• Directions
Every record below is to be retyped exactly.
Begin Stored data
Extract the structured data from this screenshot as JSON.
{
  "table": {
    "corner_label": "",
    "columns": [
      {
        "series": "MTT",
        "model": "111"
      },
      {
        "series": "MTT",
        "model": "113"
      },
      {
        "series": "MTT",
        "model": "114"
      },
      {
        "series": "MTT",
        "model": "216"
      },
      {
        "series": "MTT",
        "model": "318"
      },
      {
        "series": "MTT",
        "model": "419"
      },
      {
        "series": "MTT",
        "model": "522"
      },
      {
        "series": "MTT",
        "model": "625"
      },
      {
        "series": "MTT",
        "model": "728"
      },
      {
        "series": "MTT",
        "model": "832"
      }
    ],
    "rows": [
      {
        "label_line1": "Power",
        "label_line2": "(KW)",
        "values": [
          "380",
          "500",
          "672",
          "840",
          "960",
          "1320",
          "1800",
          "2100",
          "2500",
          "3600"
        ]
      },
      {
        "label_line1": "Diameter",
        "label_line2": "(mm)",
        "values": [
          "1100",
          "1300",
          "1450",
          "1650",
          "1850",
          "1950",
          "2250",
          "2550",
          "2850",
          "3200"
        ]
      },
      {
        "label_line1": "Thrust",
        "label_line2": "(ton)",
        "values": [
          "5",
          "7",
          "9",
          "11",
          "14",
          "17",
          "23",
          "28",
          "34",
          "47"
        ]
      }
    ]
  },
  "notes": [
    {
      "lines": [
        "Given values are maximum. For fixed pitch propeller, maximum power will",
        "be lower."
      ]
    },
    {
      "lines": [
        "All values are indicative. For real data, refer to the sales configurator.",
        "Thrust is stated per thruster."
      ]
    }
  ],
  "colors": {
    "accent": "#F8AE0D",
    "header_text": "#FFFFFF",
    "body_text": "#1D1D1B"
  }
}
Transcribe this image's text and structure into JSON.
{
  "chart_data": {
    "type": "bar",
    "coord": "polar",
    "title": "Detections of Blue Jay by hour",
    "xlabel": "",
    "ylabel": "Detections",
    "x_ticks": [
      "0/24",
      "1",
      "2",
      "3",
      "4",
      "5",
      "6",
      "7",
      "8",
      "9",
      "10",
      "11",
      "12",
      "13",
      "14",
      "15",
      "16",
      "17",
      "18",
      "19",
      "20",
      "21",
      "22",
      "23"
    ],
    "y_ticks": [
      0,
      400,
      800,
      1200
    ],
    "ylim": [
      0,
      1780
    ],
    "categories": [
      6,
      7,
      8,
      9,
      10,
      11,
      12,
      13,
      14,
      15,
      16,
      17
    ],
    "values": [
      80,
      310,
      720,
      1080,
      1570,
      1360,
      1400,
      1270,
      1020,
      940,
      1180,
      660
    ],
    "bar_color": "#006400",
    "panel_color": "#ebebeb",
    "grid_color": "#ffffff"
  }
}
End Stored data
• Response for this exercise
Extract the structured data from this screenshot as JSON.
{
  "table": {
    "corner_label": "",
    "columns": [
      {
        "series": "MTT",
        "model": "111"
      },
      {
        "series": "MTT",
        "model": "113"
      },
      {
        "series": "MTT",
        "model": "114"
      },
      {
        "series": "MTT",
        "model": "216"
      },
      {
        "series": "MTT",
        "model": "318"
      },
      {
        "series": "MTT",
        "model": "419"
      },
      {
        "series": "MTT",
        "model": "522"
      },
      {
        "series": "MTT",
        "model": "625"
      },
      {
        "series": "MTT",
        "model": "728"
      },
      {
        "series": "MTT",
        "model": "832"
      }
    ],
    "rows": [
      {
        "label_line1": "Power",
        "label_line2": "(KW)",
        "values": [
          "380",
          "500",
          "672",
          "840",
          "960",
          "1320",
          "1800",
          "2100",
          "2500",
          "3600"
        ]
      },
      {
        "label_line1": "Diameter",
        "label_line2": "(mm)",
        "values": [
          "1100",
          "1300",
          "1450",
          "1650",
          "1850",
          "1950",
          "2250",
          "2550",
          "2850",
          "3200"
        ]
      },
      {
        "label_line1": "Thrust",
        "label_line2": "(ton)",
        "values": [
          "5",
          "7",
          "9",
          "11",
          "14",
          "17",
          "23",
          "28",
          "34",
          "47"
        ]
      }
    ]
  },
  "notes": [
    {
      "lines": [
        "Given values are maximum. For fixed pitch propeller, maximum power will",
        "be lower."
      ]
    },
    {
      "lines": [
        "All values are indicative. For real data, refer to the sales configurator.",
        "Thrust is stated per thruster."
      ]
    }
  ],
  "colors": {
    "accent": "#F8AE0D",
    "header_text": "#FFFFFF",
    "body_text": "#1D1D1B"
  }
}
Transcribe this image's text and structure into JSON.
{
  "chart_data": {
    "type": "bar",
    "coord": "polar",
    "title": "Detections of Blue Jay by hour",
    "xlabel": "",
    "ylabel": "Detections",
    "x_ticks": [
      "0/24",
      "1",
      "2",
      "3",
      "4",
      "5",
      "6",
      "7",
      "8",
      "9",
      "10",
      "11",
      "12",
      "13",
      "14",
      "15",
      "16",
      "17",
      "18",
      "19",
      "20",
      "21",
      "22",
      "23"
    ],
    "y_ticks": [
      0,
      400,
      800,
      1200
    ],
    "ylim": [
      0,
      1780
    ],
    "categories": [
      6,
      7,
      8,
      9,
      10,
      11,
      12,
      13,
      14,
      15,
      16,
      17
    ],
    "values": [
      80,
      310,
      720,
      1080,
      1570,
      1360,
      1400,
      1270,
      1020,
      940,
      1180,
      660
    ],
    "bar_color": "#006400",
    "panel_color": "#ebebeb",
    "grid_color": "#ffffff"
  }
}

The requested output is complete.